Your task is to copy the material exactly.

* Start INPUT RECORDS *

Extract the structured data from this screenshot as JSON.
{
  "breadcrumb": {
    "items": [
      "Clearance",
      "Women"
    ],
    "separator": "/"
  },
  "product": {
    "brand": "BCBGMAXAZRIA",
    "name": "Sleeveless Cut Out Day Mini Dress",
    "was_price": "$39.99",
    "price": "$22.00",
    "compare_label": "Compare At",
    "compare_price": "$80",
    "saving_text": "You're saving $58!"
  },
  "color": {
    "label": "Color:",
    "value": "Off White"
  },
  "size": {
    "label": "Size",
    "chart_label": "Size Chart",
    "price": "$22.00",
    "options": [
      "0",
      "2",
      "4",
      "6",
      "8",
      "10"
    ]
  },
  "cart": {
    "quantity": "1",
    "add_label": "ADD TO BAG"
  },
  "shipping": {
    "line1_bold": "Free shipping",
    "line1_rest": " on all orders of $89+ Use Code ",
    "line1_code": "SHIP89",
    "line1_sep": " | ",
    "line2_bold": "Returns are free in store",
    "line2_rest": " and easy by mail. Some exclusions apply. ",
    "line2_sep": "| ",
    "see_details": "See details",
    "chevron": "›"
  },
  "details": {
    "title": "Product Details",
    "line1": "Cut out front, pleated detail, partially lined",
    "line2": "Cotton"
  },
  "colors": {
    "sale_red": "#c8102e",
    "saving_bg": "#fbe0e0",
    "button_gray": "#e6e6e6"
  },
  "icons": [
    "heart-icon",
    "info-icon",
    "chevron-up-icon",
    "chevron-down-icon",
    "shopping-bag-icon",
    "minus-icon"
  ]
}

* End INPUT RECORDS *

EXERCISE RESPONSE:
Extract the structured data from this screenshot as JSON.
{
  "breadcrumb": {
    "items": [
      "Clearance",
      "Women"
    ],
    "separator": "/"
  },
  "product": {
    "brand": "BCBGMAXAZRIA",
    "name": "Sleeveless Cut Out Day Mini Dress",
    "was_price": "$39.99",
    "price": "$22.00",
    "compare_label": "Compare At",
    "compare_price": "$80",
    "saving_text": "You're saving $58!"
  },
  "color": {
    "label": "Color:",
    "value": "Off White"
  },
  "size": {
    "label": "Size",
    "chart_label": "Size Chart",
    "price": "$22.00",
    "options": [
      "0",
      "2",
      "4",
      "6",
      "8",
      "10"
    ]
  },
  "cart": {
    "quantity": "1",
    "add_label": "ADD TO BAG"
  },
  "shipping": {
    "line1_bold": "Free shipping",
    "line1_rest": " on all orders of $89+ Use Code ",
    "line1_code": "SHIP89",
    "line1_sep": " | ",
    "line2_bold": "Returns are free in store",
    "line2_rest": " and easy by mail. Some exclusions apply. ",
    "line2_sep": "| ",
    "see_details": "See details",
    "chevron": "›"
  },
  "details": {
    "title": "Product Details",
    "line1": "Cut out front, pleated detail, partially lined",
    "line2": "Cotton"
  },
  "colors": {
    "sale_red": "#c8102e",
    "saving_bg": "#fbe0e0",
    "button_gray": "#e6e6e6"
  },
  "icons": [
    "heart-icon",
    "info-icon",
    "chevron-up-icon",
    "chevron-down-icon",
    "shopping-bag-icon",
    "minus-icon"
  ]
}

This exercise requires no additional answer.